» Prompt
Of the lines in the listing, how many include the string "letter"? Write the number and nothing else.

» Material provided
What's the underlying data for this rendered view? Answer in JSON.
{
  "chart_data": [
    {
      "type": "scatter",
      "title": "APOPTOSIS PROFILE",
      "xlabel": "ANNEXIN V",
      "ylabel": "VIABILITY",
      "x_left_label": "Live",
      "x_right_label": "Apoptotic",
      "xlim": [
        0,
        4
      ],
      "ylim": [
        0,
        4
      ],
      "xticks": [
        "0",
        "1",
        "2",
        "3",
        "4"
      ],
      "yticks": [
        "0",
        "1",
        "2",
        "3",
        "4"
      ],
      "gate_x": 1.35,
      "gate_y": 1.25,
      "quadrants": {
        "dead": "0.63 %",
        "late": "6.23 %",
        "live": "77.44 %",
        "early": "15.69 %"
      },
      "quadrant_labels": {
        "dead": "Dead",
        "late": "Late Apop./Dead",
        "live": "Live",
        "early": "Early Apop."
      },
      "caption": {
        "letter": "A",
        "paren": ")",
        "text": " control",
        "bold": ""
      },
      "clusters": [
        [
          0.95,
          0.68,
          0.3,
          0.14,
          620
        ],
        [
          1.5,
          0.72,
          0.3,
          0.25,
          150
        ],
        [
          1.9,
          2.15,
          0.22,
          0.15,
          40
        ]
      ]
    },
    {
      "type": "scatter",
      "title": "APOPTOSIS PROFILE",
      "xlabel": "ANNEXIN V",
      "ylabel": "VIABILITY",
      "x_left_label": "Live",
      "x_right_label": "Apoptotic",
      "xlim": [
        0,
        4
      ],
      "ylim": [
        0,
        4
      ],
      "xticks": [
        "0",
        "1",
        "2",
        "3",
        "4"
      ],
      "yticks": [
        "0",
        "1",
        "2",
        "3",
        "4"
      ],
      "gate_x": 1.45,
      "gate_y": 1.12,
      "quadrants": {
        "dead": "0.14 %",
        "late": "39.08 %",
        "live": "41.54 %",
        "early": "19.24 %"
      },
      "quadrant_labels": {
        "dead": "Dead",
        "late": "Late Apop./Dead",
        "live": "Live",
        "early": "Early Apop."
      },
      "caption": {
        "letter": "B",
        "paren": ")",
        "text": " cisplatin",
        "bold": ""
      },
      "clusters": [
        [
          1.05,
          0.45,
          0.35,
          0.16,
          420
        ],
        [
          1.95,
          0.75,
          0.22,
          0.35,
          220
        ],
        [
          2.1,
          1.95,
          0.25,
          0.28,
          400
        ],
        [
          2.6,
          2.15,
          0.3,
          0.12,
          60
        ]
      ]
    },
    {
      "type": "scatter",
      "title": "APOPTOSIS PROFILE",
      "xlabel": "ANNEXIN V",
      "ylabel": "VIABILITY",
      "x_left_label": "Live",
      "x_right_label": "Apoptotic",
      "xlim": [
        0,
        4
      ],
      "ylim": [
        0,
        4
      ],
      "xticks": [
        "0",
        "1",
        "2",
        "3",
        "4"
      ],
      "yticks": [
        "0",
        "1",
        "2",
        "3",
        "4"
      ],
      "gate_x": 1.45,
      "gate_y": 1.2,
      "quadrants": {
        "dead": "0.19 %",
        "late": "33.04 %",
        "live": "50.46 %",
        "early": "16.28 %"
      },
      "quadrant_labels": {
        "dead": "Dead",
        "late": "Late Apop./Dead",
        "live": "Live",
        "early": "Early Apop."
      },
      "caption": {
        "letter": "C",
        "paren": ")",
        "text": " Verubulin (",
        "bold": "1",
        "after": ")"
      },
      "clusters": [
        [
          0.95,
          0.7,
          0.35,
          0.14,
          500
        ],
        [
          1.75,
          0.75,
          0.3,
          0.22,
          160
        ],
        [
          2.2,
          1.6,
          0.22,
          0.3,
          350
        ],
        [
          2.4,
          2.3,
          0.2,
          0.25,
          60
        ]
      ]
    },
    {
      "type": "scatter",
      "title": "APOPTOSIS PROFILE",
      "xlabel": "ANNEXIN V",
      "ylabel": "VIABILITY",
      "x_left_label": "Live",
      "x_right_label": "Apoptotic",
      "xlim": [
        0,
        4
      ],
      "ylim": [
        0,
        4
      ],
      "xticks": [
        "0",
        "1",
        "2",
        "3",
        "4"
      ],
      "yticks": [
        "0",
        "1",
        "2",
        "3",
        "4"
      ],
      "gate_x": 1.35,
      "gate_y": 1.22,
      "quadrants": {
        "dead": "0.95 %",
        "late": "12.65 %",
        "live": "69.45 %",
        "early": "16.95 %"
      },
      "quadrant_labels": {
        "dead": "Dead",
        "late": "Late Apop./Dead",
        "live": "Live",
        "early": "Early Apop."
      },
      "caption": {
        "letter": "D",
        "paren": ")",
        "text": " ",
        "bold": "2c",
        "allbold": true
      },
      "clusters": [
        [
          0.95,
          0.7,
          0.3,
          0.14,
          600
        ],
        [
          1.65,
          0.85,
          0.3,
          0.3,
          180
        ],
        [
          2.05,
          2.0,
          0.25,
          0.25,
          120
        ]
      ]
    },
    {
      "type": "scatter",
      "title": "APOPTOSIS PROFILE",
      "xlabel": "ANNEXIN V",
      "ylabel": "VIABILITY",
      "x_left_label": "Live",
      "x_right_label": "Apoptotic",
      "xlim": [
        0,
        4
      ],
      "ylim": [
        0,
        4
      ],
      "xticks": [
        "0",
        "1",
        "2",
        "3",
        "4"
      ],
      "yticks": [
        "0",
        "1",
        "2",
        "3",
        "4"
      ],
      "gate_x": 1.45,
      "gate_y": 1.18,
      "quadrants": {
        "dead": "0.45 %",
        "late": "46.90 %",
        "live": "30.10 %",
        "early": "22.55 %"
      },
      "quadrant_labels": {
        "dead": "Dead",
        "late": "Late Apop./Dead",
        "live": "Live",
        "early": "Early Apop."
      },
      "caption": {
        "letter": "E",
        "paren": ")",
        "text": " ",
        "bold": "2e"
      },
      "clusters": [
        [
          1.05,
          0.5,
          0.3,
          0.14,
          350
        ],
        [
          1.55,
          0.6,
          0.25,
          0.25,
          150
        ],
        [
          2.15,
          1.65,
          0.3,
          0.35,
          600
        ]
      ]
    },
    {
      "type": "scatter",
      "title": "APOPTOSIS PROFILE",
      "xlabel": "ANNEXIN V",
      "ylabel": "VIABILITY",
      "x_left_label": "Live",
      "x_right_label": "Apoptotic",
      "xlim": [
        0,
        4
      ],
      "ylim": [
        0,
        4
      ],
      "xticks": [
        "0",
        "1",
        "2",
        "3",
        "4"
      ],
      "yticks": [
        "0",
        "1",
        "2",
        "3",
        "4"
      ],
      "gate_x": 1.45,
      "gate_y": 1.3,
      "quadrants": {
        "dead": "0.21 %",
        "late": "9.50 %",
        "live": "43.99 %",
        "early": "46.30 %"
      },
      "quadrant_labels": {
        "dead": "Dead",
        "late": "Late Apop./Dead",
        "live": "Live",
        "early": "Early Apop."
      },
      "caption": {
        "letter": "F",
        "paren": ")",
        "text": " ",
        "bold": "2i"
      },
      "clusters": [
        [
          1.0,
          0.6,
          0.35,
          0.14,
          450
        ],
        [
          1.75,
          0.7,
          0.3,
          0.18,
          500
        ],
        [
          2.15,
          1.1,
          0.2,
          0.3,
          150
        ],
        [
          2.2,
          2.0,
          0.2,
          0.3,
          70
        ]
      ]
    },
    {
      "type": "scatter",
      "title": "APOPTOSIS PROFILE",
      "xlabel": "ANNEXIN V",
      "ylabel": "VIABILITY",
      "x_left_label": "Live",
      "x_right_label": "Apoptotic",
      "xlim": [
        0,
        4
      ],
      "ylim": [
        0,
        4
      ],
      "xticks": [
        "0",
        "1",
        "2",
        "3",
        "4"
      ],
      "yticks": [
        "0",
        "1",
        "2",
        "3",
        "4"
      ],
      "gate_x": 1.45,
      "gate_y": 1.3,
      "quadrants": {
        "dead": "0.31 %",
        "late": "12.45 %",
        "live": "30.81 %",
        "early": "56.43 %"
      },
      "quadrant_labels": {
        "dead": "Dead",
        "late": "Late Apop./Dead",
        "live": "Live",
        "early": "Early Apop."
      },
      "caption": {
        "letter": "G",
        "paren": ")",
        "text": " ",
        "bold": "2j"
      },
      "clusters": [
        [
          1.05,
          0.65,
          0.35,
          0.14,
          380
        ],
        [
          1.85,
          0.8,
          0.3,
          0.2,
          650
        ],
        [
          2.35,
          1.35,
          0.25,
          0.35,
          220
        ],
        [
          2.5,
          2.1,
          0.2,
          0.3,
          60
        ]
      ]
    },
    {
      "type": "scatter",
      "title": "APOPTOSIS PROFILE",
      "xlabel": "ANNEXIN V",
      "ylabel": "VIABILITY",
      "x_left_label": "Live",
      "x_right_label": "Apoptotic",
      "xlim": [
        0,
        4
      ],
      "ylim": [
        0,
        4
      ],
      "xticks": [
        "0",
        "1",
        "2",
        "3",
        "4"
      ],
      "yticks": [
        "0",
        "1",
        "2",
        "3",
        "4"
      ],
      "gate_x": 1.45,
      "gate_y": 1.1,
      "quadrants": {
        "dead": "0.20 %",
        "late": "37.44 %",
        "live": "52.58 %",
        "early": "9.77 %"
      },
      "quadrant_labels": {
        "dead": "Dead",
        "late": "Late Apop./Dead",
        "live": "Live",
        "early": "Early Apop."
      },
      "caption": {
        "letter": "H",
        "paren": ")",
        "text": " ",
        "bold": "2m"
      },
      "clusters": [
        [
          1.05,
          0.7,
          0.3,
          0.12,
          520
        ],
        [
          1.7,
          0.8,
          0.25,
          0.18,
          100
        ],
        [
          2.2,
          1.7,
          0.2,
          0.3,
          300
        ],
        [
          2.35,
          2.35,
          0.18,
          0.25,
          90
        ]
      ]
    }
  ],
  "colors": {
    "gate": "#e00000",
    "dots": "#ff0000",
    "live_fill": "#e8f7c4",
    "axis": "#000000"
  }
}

» Response to the task
8